## TASK OBJECTIVE
Extract the lines that carry the string "circa" from the listing.
________________
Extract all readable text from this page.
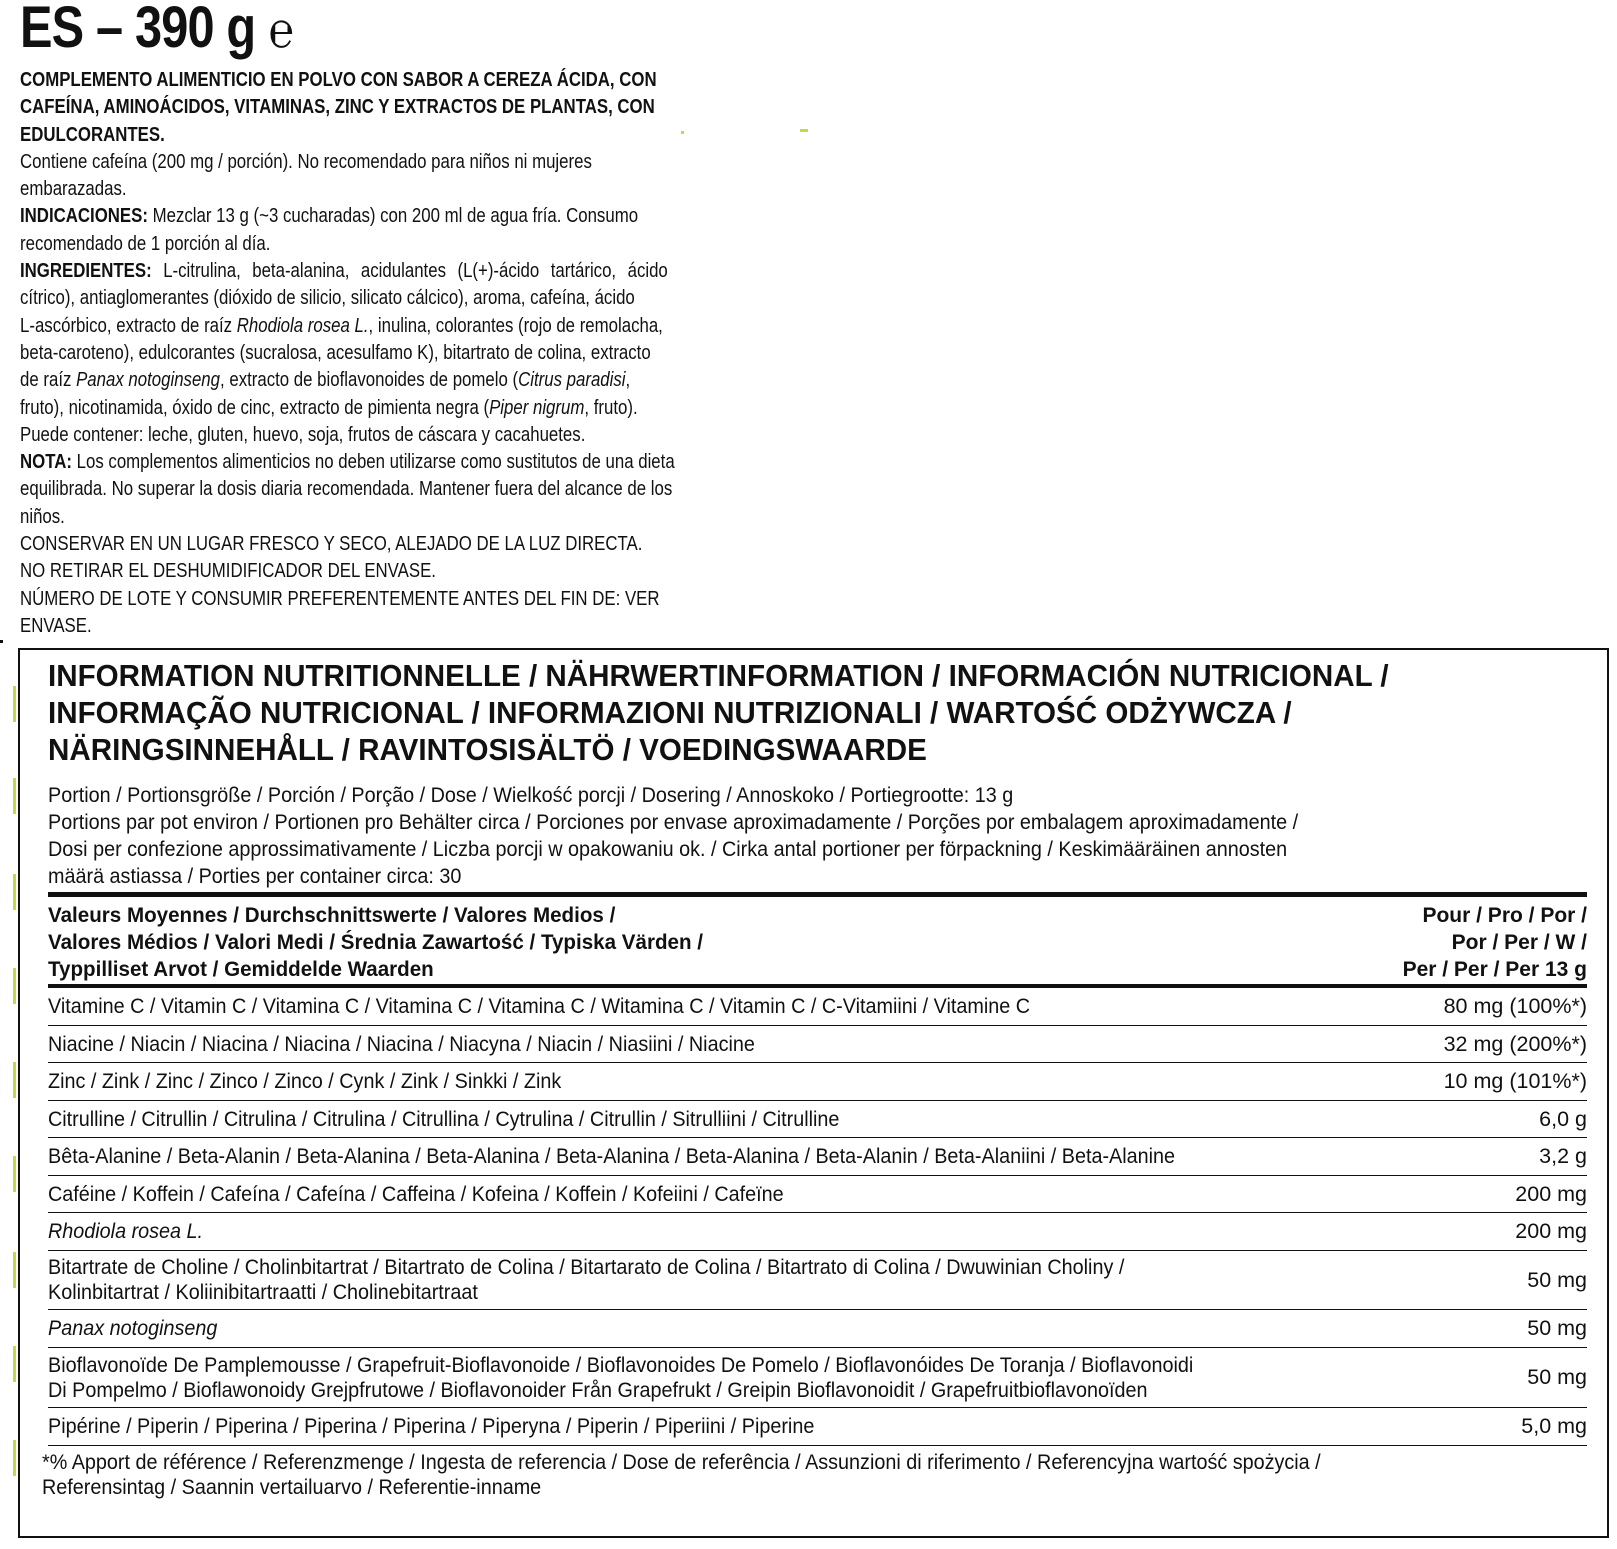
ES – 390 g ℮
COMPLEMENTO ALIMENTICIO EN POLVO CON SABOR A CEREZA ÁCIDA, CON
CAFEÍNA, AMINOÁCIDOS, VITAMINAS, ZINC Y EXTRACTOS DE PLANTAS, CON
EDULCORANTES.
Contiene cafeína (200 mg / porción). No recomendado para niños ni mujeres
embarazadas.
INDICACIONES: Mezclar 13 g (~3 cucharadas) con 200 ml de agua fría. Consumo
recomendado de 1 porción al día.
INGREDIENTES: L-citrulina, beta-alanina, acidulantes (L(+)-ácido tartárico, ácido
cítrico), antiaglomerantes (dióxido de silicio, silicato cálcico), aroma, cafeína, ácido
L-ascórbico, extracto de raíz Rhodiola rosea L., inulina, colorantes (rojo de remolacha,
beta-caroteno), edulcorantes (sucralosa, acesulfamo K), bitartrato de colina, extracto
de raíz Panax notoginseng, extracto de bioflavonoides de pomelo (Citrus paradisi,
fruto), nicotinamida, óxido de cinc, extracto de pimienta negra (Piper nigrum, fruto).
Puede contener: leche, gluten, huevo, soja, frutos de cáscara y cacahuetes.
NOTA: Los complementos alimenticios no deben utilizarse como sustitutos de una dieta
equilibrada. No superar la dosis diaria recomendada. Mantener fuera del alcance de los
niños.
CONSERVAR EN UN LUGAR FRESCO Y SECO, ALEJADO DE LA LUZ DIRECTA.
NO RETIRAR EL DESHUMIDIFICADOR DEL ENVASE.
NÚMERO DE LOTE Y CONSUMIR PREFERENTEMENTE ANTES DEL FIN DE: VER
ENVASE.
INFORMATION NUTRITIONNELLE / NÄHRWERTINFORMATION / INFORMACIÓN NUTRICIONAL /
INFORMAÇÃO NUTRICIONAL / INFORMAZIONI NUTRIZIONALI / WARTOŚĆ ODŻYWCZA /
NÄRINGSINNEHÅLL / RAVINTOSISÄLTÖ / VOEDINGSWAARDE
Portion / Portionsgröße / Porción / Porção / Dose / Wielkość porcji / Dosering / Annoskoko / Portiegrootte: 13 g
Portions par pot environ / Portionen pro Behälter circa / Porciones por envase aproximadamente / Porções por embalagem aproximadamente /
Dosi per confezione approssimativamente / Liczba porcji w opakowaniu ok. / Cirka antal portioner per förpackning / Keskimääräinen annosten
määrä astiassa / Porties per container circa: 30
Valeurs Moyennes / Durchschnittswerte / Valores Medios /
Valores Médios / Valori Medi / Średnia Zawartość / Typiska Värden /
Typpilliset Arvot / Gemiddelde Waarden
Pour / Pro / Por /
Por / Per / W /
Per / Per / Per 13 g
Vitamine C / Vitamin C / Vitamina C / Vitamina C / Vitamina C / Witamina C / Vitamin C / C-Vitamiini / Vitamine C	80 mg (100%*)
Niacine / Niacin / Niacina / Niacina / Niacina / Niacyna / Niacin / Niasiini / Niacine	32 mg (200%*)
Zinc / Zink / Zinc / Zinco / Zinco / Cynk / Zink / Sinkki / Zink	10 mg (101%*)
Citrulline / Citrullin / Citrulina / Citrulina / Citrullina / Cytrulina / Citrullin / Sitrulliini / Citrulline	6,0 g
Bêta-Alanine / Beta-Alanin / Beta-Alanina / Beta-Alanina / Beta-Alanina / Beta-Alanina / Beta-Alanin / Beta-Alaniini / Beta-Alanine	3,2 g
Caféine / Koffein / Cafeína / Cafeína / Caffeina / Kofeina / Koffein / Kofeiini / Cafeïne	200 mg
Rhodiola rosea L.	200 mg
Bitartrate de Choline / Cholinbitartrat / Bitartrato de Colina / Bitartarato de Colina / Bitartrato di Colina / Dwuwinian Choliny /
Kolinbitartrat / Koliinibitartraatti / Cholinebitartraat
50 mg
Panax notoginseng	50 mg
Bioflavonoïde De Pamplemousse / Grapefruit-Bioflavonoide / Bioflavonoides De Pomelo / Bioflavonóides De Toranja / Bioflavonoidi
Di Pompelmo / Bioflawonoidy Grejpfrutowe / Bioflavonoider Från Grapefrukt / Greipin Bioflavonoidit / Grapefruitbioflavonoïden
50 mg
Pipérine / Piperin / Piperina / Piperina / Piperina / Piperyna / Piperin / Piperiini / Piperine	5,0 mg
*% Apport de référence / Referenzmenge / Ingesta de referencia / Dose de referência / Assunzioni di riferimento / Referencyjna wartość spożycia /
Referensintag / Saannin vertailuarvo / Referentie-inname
________________
## WRITTEN ANSWER
Portions par pot environ / Portionen pro Behälter circa / Porciones por envase aproximadamente / Porções por embalagem aproximadamente /
määrä astiassa / Porties per container circa: 30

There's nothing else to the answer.